* TASK DIRECTIONS
Determine the number of lines that have the string "Faculty" in them, and give only that number.

____

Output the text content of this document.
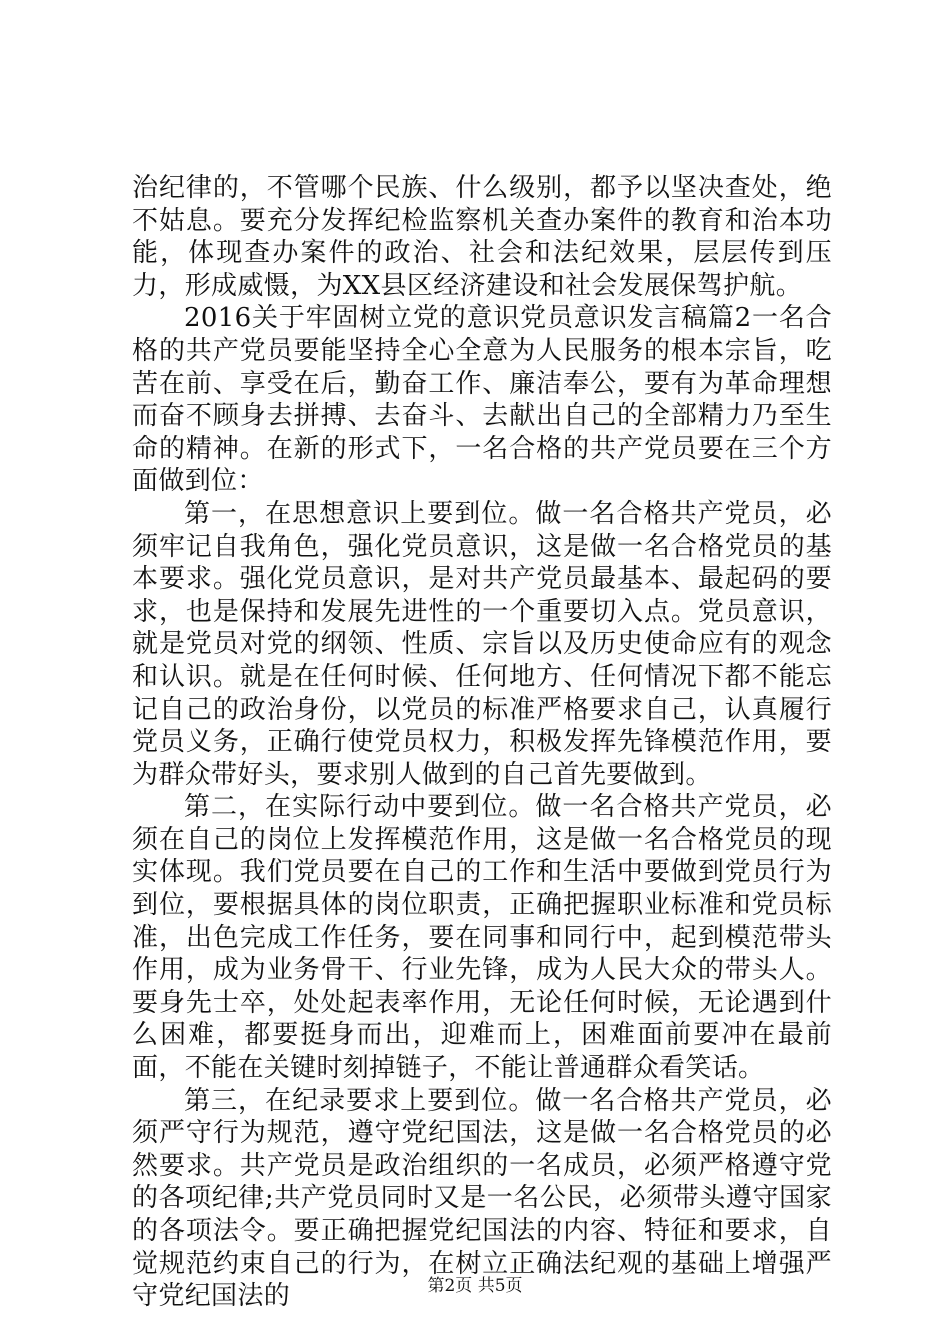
治纪律的，不管哪个民族、什么级别，都予以坚决查处，绝不姑息。要充分发挥纪检监察机关查办案件的教育和治本功能，体现查办案件的政治、社会和法纪效果，层层传到压力，形成威慑，为XX县区经济建设和社会发展保驾护航。

2016关于牢固树立党的意识党员意识发言稿篇2一名合格的共产党员要能坚持全心全意为人民服务的根本宗旨，吃苦在前、享受在后，勤奋工作、廉洁奉公，要有为革命理想而奋不顾身去拼搏、去奋斗、去献出自己的全部精力乃至生命的精神。在新的形式下，一名合格的共产党员要在三个方面做到位：

第一，在思想意识上要到位。做一名合格共产党员，必须牢记自我角色，强化党员意识，这是做一名合格党员的基本要求。强化党员意识，是对共产党员最基本、最起码的要求，也是保持和发展先进性的一个重要切入点。党员意识，就是党员对党的纲领、性质、宗旨以及历史使命应有的观念和认识。就是在任何时候、任何地方、任何情况下都不能忘记自己的政治身份，以党员的标准严格要求自己，认真履行党员义务，正确行使党员权力，积极发挥先锋模范作用，要为群众带好头，要求别人做到的自己首先要做到。

第二，在实际行动中要到位。做一名合格共产党员，必须在自己的岗位上发挥模范作用，这是做一名合格党员的现实体现。我们党员要在自己的工作和生活中要做到党员行为到位，要根据具体的岗位职责，正确把握职业标准和党员标准，出色完成工作任务，要在同事和同行中，起到模范带头作用，成为业务骨干、行业先锋，成为人民大众的带头人。要身先士卒，处处起表率作用，无论任何时候，无论遇到什么困难，都要挺身而出，迎难而上，困难面前要冲在最前面，不能在关键时刻掉链子，不能让普通群众看笑话。

第三，在纪录要求上要到位。做一名合格共产党员，必须严守行为规范，遵守党纪国法，这是做一名合格党员的必然要求。共产党员是政治组织的一名成员，必须严格遵守党的各项纪律;共产党员同时又是一名公民，必须带头遵守国家的各项法令。要正确把握党纪国法的内容、特征和要求，自觉规范约束自己的行为，在树立正确法纪观的基础上增强严守党纪国法的	第2页 共5页
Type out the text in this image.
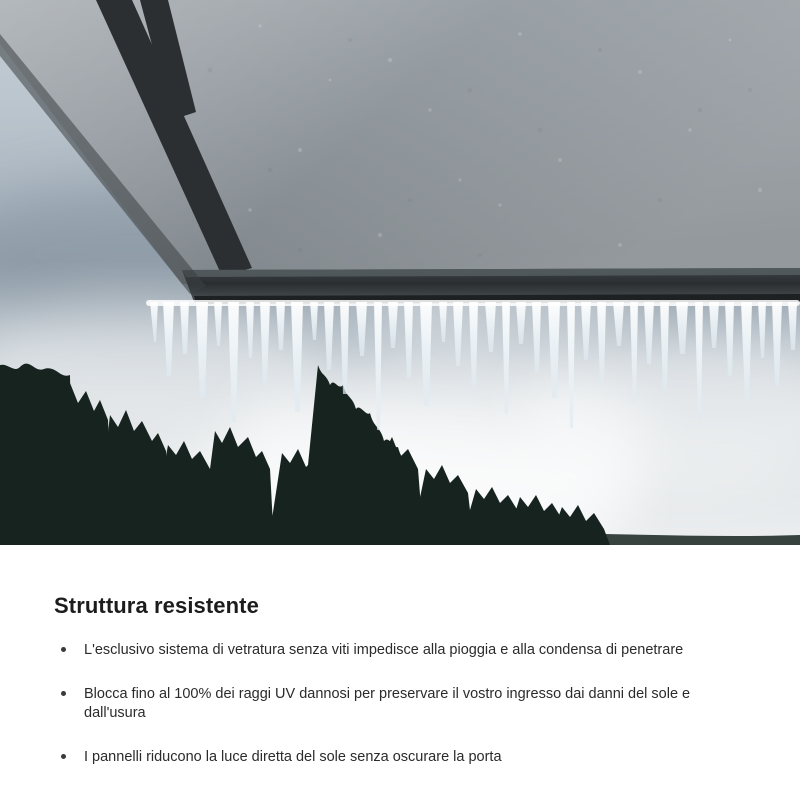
Struttura resistente
L'esclusivo sistema di vetratura senza viti impedisce alla pioggia e alla condensa di penetrare
Blocca fino al 100% dei raggi UV dannosi per preservare il vostro ingresso dai danni del sole e dall'usura
I pannelli riducono la luce diretta del sole senza oscurare la porta
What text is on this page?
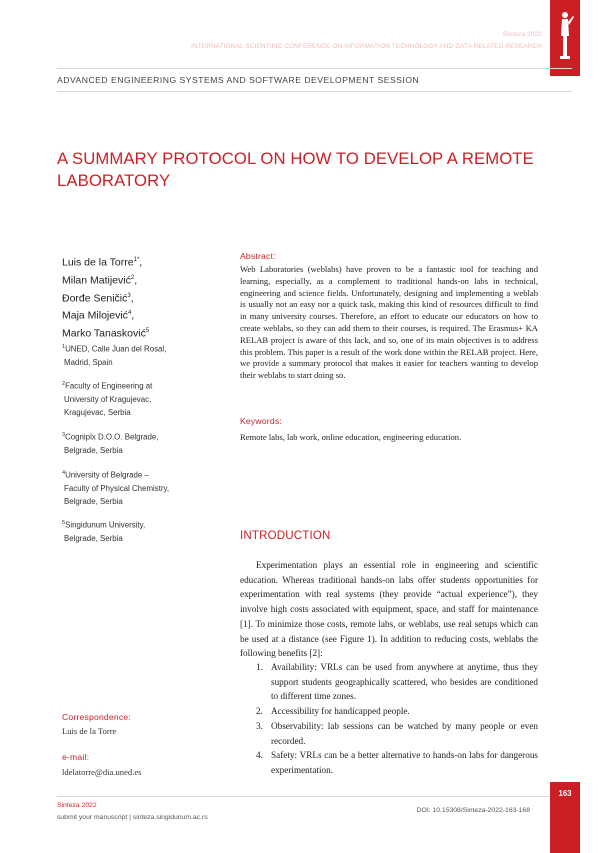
Sinteza 2022
INTERNATIONAL SCIENTIFIC CONFERENCE ON INFORMATION TECHNOLOGY AND DATA RELATED RESEARCH
ADVANCED ENGINEERING SYSTEMS AND SOFTWARE DEVELOPMENT SESSION
A SUMMARY PROTOCOL ON HOW TO DEVELOP A REMOTE
LABORATORY
Luis de la Torre$^{1*}$,
Milan Matijević$^2$,
Đorđe Seničić$^3$,
Maja Milojević$^4$,
Marko Tanasković$^5$
$^1$UNED, Calle Juan del Rosal,
Madrid, Spain
$^2$Faculty of Engineering at
University of Kragujevac,
Kragujevac, Serbia
$^3$Cogniplx D.O.O. Belgrade,
Belgrade, Serbia
$^4$University of Belgrade –
Faculty of Physical Chemistry,
Belgrade, Serbia
$^5$Singidunum University,
Belgrade, Serbia
Correspondence:
Luis de la Torre
e-mail:
ldelatorre@dia.uned.es
Abstract:
Web Laboratories (weblabs) have proven to be a fantastic tool for teaching and learning, especially, as a complement to traditional hands-on labs in technical, engineering and science fields. Unfortunately, designing and implementing a weblab is usually not an easy nor a quick task, making this kind of resources difficult to find in many university courses. Therefore, an effort to educate our educators on how to create weblabs, so they can add them to their courses, is required. The Erasmus+ KA RELAB project is aware of this lack, and so, one of its main objectives is to address this problem. This paper is a result of the work done within the RELAB project. Here, we provide a summary protocol that makes it easier for teachers wanting to develop their weblabs to start doing so.
Keywords:
Remote labs, lab work, online education, engineering education.
INTRODUCTION
Experimentation plays an essential role in engineering and scientific education. Whereas traditional hands-on labs offer students opportunities for experimentation with real systems (they provide “actual experience”), they involve high costs associated with equipment, space, and staff for maintenance [1]. To minimize those costs, remote labs, or weblabs, use real setups which can be used at a distance (see Figure 1). In addition to reducing costs, weblabs the following benefits [2]:
1. Availability: VRLs can be used from anywhere at anytime, thus they support students geographically scattered, who besides are conditioned to different time zones.
2. Accessibility for handicapped people.
3. Observability: lab sessions can be watched by many people or even recorded.
4. Safety: VRLs can be a better alternative to hands-on labs for dangerous experimentation.
Sinteza 2022
submit your manuscript | sinteza.singidunum.ac.rs
DOI: 10.15308/Sinteza-2022-163-168
163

____

* CORRECT RESPONSE
2